* INSTRUCTIONS TO FOLLOW
The line containing "Read this page and output its text content." marks the start of the required copy, which runs to the final line of the entries; return those lines exactly, without any pictures.

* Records
######
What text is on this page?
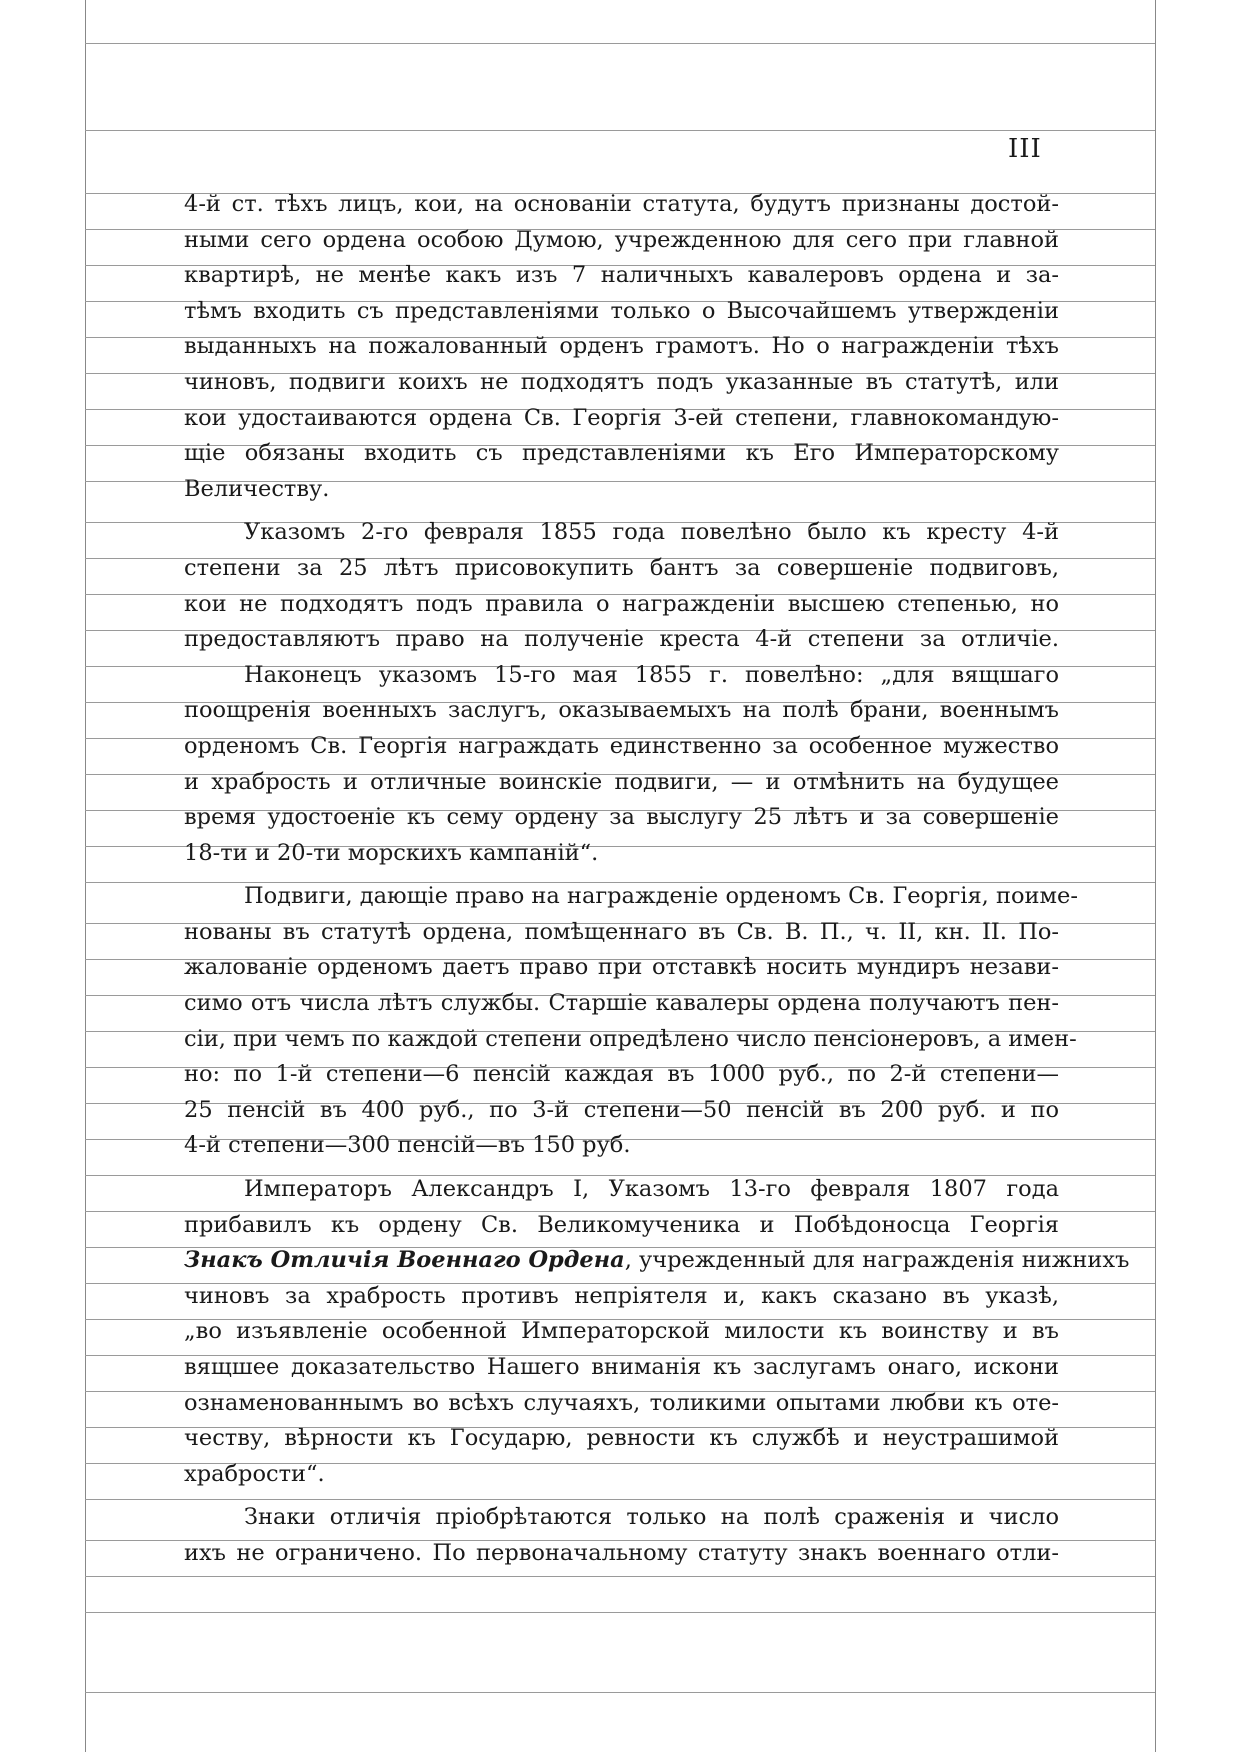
III
4-й ст. тѣхъ лицъ, кои, на основаніи статута, будутъ признаны достой-
ными сего ордена особою Думою, учрежденною для сего при главной
квартирѣ, не менѣе какъ изъ 7 наличныхъ кавалеровъ ордена и за-
тѣмъ входить съ представленіями только о Высочайшемъ утвержденіи
выданныхъ на пожалованный орденъ грамотъ. Но о награжденіи тѣхъ
чиновъ, подвиги коихъ не подходятъ подъ указанные въ статутѣ, или
кои удостаиваются ордена Св. Георгія 3-ей степени, главнокомандую-
щіе обязаны входить съ представленіями къ Его Императорскому
Величеству.
Указомъ 2-го февраля 1855 года повелѣно было къ кресту 4-й
степени за 25 лѣтъ присовокупить бантъ за совершеніе подвиговъ,
кои не подходятъ подъ правила о награжденіи высшею степенью, но
предоставляютъ право на полученіе креста 4-й степени за отличіе.
Наконецъ указомъ 15-го мая 1855 г. повелѣно: „для вящшаго
поощренія военныхъ заслугъ, оказываемыхъ на полѣ брани, военнымъ
орденомъ Св. Георгія награждать единственно за особенное мужество
и храбрость и отличные воинскіе подвиги, — и отмѣнить на будущее
время удостоеніе къ сему ордену за выслугу 25 лѣтъ и за совершеніе
18-ти и 20-ти морскихъ кампаній“.
Подвиги, дающіе право на награжденіе орденомъ Св. Георгія, поиме-
нованы въ статутѣ ордена, помѣщеннаго въ Св. В. П., ч. II, кн. II. По-
жалованіе орденомъ даетъ право при отставкѣ носить мундиръ незави-
симо отъ числа лѣтъ службы. Старшіе кавалеры ордена получаютъ пен-
сіи, при чемъ по каждой степени опредѣлено число пенсіонеровъ, а имен-
но: по 1-й степени—6 пенсій каждая въ 1000 руб., по 2-й степени—
25 пенсій въ 400 руб., по 3-й степени—50 пенсій въ 200 руб. и по
4-й степени—300 пенсій—въ 150 руб.
Императоръ Александръ I, Указомъ 13-го февраля 1807 года
прибавилъ къ ордену Св. Великомученика и Побѣдоносца Георгія
Знакъ Отличія Военнаго Ордена, учрежденный для награжденія нижнихъ
чиновъ за храбрость противъ непріятеля и, какъ сказано въ указѣ,
„во изъявленіе особенной Императорской милости къ воинству и въ
вящшее доказательство Нашего вниманія къ заслугамъ онаго, искони
ознаменованнымъ во всѣхъ случаяхъ, толикими опытами любви къ оте-
честву, вѣрности къ Государю, ревности къ службѣ и неустрашимой
храбрости“.
Знаки отличія пріобрѣтаются только на полѣ сраженія и число
ихъ не ограничено. По первоначальному статуту знакъ военнаго отли-
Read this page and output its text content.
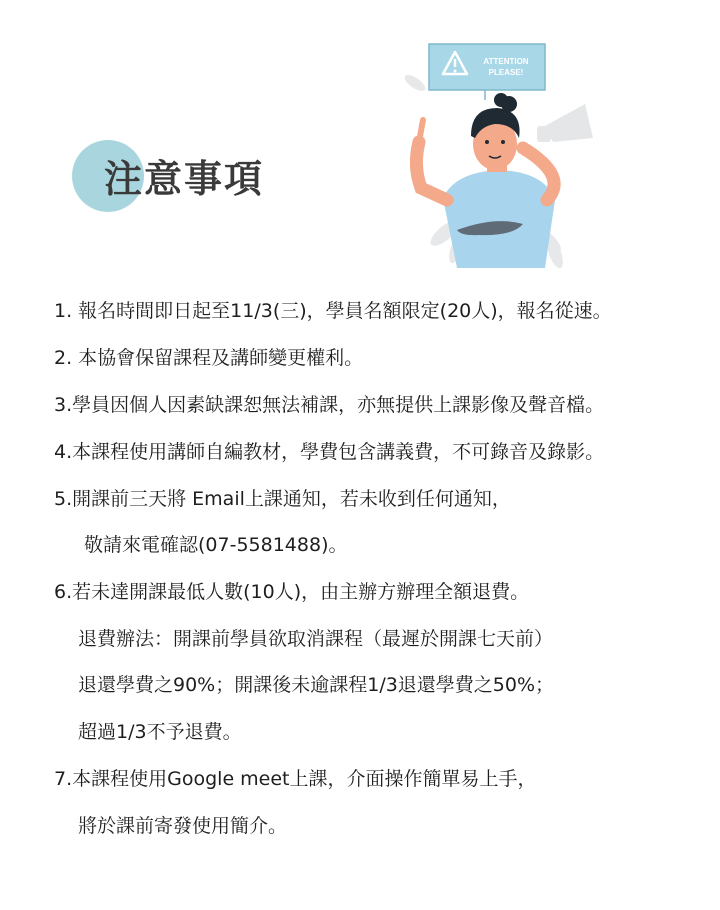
注意事項
ATTENTION
PLEASE!
1. 報名時間即日起至11/3(三)，學員名額限定(20人)，報名從速。
2. 本協會保留課程及講師變更權利。
3.學員因個人因素缺課恕無法補課，亦無提供上課影像及聲音檔。
4.本課程使用講師自編教材，學費包含講義費，不可錄音及錄影。
5.開課前三天將 Email上課通知，若未收到任何通知，
敬請來電確認(07-5581488)。
6.若未達開課最低人數(10人)，由主辦方辦理全額退費。
退費辦法：開課前學員欲取消課程（最遲於開課七天前）
退還學費之90%；開課後未逾課程1/3退還學費之50%；
超過1/3不予退費。
7.本課程使用Google meet上課，介面操作簡單易上手，
將於課前寄發使用簡介。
######
* THE RESULT
Read this page and output its text content.
注意事項
ATTENTION
PLEASE!
1. 報名時間即日起至11/3(三)，學員名額限定(20人)，報名從速。
2. 本協會保留課程及講師變更權利。
3.學員因個人因素缺課恕無法補課，亦無提供上課影像及聲音檔。
4.本課程使用講師自編教材，學費包含講義費，不可錄音及錄影。
5.開課前三天將 Email上課通知，若未收到任何通知，
敬請來電確認(07-5581488)。
6.若未達開課最低人數(10人)，由主辦方辦理全額退費。
退費辦法：開課前學員欲取消課程（最遲於開課七天前）
退還學費之90%；開課後未逾課程1/3退還學費之50%；
超過1/3不予退費。
7.本課程使用Google meet上課，介面操作簡單易上手，
將於課前寄發使用簡介。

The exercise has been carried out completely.